◆ **Directions**
Where a line holds "number", copy it.

>> Start

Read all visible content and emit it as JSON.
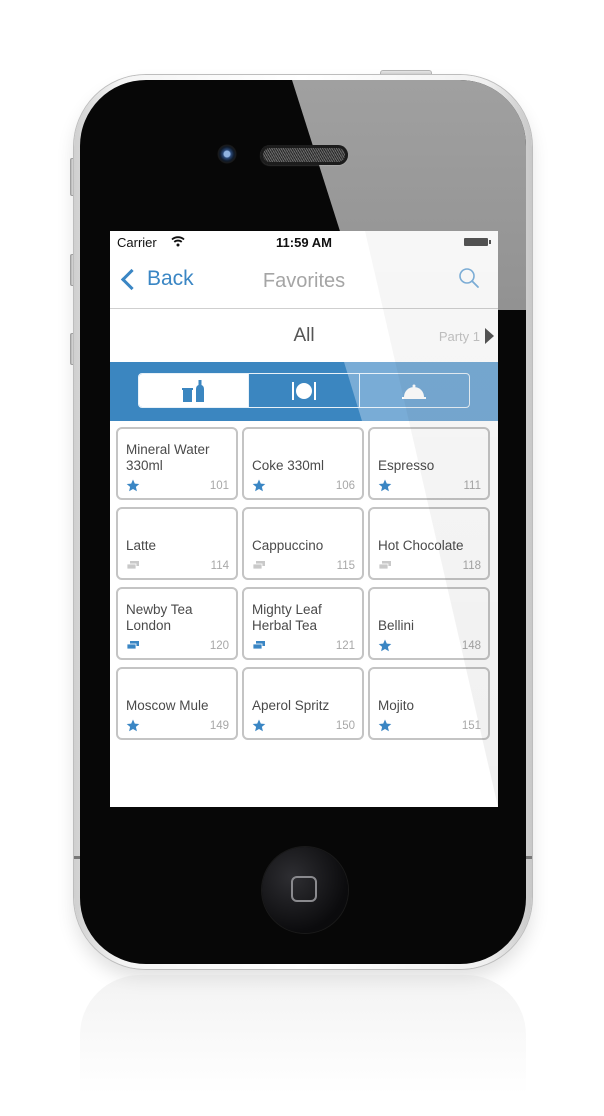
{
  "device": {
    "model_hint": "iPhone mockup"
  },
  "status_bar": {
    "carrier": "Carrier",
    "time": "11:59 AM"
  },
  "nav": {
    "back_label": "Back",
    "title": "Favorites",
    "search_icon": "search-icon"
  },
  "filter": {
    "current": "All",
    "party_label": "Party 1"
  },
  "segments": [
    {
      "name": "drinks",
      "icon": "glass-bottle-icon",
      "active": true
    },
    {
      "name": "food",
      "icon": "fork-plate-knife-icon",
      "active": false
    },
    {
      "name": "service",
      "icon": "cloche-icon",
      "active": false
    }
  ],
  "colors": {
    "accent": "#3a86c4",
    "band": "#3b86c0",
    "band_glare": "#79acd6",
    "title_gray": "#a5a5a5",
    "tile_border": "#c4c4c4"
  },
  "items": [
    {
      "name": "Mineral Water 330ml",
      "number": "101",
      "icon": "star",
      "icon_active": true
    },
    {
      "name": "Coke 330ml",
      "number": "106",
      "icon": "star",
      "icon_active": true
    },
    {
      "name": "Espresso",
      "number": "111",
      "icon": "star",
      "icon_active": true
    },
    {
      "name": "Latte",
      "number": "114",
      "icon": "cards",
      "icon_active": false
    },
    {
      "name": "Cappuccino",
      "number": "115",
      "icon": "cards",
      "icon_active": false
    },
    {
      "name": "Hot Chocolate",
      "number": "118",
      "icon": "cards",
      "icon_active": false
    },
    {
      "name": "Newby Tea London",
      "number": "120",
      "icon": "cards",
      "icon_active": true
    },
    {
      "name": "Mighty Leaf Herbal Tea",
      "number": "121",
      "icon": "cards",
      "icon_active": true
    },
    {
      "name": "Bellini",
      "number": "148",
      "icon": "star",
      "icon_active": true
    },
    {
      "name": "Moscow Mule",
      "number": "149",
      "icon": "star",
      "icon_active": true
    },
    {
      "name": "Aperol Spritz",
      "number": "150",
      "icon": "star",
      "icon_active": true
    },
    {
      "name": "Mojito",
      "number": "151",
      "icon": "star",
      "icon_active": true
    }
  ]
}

>> End

◆ **Expected answer**
      "number": "101",
      "number": "106",
      "number": "111",
      "number": "114",
      "number": "115",
      "number": "118",
      "number": "120",
      "number": "121",
      "number": "148",
      "number": "149",
      "number": "150",
      "number": "151",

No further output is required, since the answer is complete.